Find every line of the listing below where "title" appears, and copy it.

=== Listed entries ===

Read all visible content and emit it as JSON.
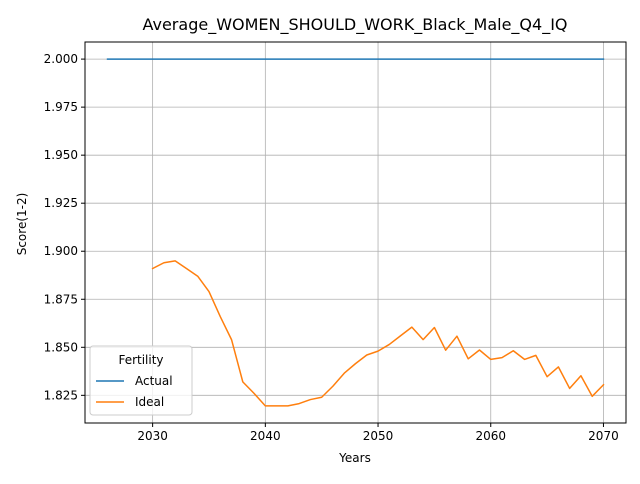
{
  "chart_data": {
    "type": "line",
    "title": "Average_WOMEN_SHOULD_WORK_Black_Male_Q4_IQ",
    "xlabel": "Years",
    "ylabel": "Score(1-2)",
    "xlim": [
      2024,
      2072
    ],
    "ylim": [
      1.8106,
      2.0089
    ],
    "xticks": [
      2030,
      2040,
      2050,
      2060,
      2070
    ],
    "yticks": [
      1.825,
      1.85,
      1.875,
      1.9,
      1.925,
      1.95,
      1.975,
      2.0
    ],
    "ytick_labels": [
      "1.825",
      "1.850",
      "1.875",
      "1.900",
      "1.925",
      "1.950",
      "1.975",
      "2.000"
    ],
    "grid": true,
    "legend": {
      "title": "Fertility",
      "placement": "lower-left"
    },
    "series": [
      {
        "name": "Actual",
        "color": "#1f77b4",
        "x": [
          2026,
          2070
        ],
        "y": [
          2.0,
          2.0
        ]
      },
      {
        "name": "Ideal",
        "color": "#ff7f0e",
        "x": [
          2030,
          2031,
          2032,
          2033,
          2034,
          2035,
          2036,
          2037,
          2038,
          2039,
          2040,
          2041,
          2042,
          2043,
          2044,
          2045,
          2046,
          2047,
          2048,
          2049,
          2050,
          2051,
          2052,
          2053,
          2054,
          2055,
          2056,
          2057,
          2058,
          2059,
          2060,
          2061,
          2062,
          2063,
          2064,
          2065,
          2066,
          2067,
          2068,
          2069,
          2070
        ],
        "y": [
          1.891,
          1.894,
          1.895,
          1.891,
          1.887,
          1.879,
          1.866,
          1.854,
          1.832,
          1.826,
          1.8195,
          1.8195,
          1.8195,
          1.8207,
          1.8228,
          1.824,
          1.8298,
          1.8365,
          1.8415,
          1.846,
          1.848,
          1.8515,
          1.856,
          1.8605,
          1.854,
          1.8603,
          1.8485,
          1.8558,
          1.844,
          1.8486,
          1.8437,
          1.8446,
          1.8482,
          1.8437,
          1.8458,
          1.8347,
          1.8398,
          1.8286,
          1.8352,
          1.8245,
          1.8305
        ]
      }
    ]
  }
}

===
=== Listed entries ===

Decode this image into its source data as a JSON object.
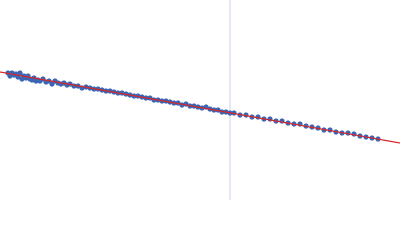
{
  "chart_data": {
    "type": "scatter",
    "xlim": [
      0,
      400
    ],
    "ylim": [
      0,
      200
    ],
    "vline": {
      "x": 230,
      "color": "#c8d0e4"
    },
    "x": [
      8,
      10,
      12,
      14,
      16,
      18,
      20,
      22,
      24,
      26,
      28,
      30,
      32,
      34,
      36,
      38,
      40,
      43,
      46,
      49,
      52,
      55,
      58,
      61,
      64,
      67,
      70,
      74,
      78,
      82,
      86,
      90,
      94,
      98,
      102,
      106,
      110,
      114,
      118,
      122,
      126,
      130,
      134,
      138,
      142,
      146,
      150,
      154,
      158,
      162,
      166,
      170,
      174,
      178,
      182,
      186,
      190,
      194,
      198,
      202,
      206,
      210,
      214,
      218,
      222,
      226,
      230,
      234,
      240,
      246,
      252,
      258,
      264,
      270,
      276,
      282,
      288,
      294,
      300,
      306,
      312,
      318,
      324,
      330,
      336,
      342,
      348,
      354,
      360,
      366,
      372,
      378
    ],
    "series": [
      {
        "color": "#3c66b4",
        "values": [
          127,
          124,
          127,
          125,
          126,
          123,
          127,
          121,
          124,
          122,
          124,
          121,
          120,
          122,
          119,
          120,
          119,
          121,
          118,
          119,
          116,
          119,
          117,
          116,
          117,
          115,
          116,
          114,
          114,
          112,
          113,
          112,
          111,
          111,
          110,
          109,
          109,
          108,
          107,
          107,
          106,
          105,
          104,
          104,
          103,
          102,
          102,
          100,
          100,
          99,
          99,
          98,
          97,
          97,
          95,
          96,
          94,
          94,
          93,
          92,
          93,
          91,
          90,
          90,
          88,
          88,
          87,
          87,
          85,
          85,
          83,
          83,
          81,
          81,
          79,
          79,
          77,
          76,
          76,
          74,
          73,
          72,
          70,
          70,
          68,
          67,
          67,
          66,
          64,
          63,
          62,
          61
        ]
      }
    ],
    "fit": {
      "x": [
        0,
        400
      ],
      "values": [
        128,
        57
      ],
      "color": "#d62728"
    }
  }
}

===
=== Listed entries ===

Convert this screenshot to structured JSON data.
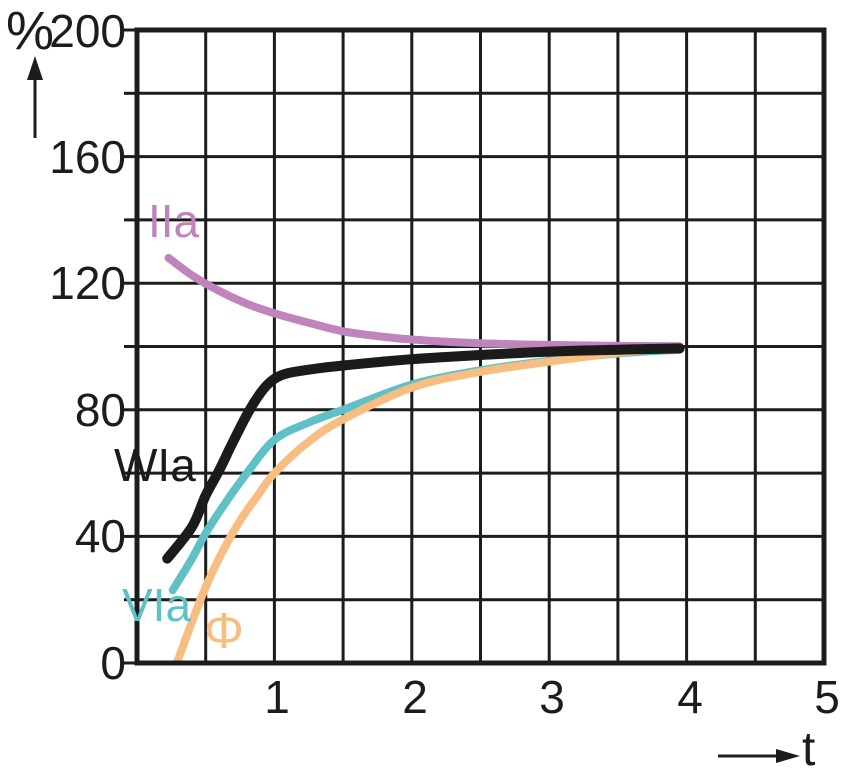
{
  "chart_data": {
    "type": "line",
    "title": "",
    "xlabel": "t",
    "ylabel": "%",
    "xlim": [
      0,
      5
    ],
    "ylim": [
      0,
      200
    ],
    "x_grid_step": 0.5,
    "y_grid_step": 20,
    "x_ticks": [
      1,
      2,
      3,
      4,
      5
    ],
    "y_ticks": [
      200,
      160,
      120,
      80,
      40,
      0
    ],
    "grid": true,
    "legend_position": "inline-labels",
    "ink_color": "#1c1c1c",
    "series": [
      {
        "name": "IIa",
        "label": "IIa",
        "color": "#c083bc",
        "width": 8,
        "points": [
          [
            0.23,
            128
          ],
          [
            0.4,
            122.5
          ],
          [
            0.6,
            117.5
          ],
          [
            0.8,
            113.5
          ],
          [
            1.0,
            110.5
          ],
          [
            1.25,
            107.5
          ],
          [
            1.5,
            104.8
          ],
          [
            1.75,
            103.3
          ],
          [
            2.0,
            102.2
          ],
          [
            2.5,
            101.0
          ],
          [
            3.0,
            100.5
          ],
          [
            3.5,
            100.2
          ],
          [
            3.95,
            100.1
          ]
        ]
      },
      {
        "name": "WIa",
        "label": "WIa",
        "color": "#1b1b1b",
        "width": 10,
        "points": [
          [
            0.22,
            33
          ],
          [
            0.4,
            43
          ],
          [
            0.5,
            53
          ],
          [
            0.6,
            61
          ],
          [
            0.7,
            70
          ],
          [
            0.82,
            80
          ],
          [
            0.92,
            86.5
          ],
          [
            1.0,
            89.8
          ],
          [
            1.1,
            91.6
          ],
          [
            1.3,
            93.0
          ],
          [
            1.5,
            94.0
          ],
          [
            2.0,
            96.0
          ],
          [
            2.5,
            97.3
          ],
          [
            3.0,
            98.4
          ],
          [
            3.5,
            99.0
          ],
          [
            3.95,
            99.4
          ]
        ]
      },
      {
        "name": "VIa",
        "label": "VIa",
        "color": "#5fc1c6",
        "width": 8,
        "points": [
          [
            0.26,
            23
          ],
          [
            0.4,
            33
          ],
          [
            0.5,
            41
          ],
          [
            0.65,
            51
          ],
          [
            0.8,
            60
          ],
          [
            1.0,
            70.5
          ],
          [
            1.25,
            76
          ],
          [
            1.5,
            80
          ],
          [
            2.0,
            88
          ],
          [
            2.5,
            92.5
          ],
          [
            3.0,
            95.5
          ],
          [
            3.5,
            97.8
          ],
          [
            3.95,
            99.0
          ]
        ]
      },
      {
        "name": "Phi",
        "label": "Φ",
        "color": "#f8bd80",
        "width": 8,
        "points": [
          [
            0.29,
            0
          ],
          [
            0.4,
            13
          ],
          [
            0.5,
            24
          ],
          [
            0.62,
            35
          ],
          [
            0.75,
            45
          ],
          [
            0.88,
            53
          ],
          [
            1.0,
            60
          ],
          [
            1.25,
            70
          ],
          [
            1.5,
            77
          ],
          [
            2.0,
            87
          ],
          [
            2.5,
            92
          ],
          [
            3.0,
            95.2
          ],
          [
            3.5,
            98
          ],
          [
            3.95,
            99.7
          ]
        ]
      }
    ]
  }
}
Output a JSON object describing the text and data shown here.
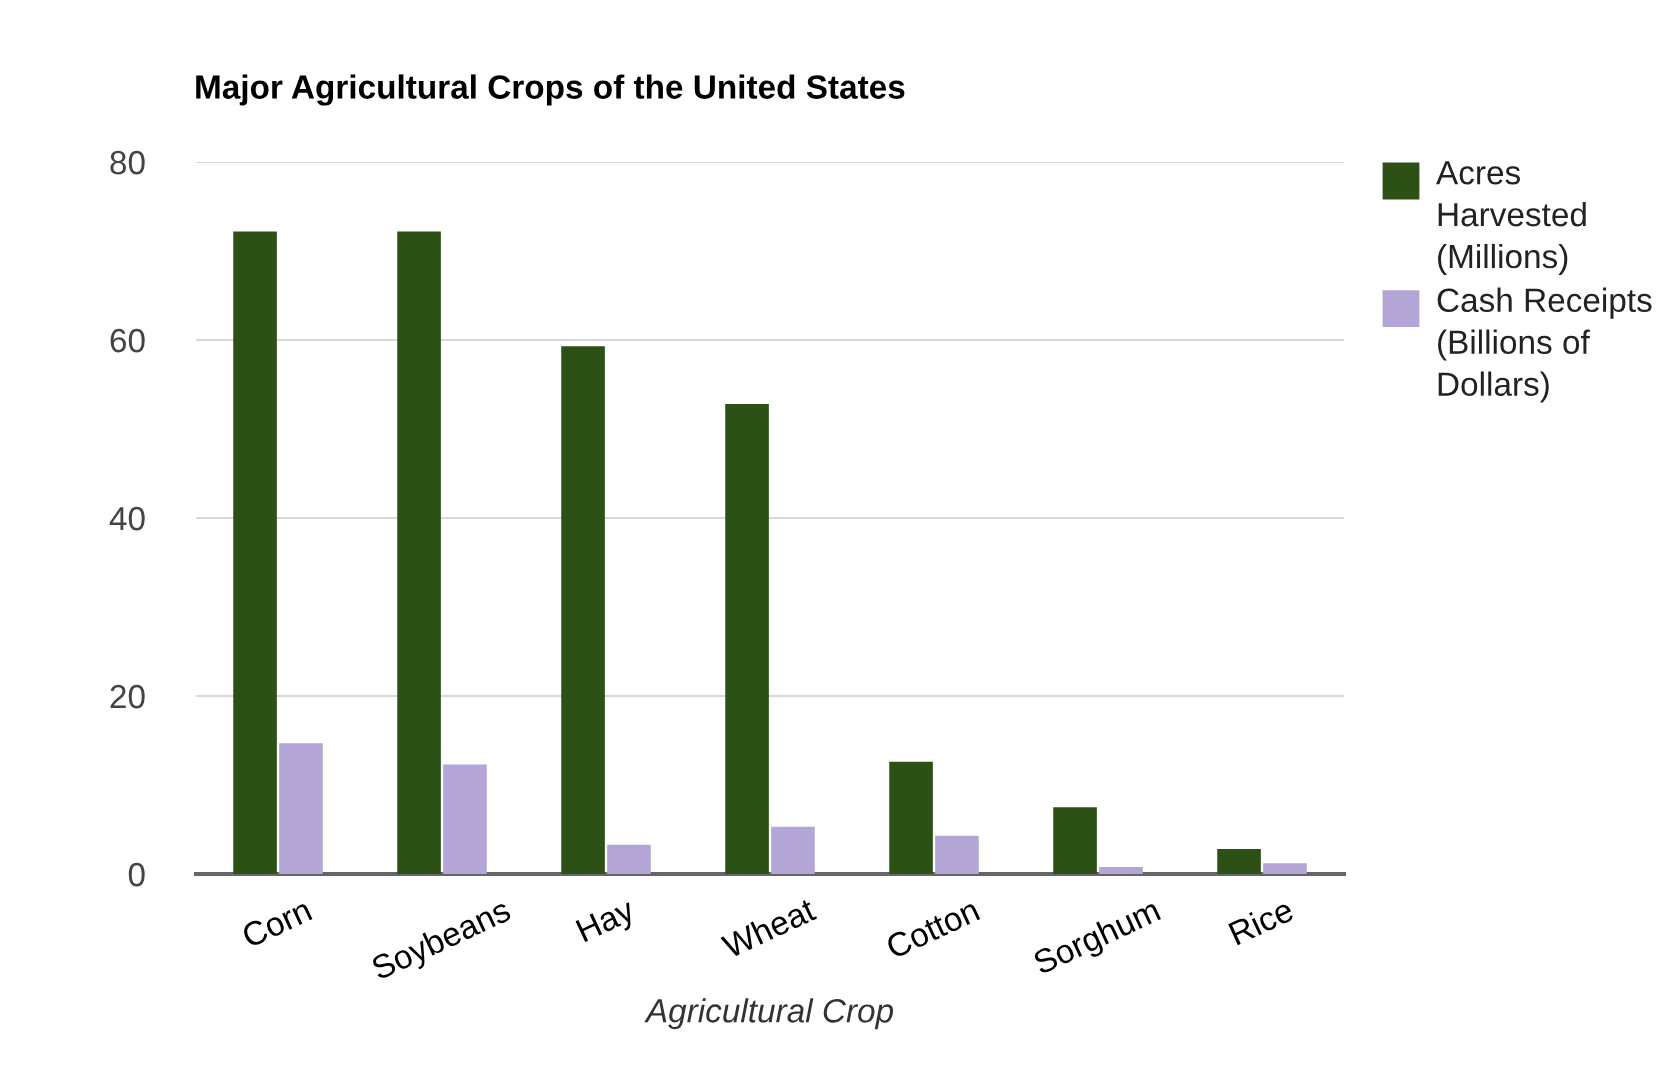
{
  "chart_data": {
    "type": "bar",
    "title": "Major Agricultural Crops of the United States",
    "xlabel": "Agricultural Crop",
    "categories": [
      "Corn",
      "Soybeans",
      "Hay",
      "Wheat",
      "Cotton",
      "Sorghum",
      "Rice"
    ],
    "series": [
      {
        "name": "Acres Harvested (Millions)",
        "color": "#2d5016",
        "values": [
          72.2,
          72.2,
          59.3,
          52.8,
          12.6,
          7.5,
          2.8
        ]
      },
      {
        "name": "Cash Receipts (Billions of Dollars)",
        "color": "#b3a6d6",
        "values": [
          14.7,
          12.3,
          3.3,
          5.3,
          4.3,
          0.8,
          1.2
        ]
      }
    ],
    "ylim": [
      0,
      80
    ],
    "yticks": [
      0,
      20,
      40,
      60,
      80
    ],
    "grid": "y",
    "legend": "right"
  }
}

===

- Exercise output:
    "title": "Average_WOMEN_SHOULD_WORK_Black_Male_Q4_IQ",
      "title": "Fertility",
    "title": "",
    "title": "Major Agricultural Crops of the United States",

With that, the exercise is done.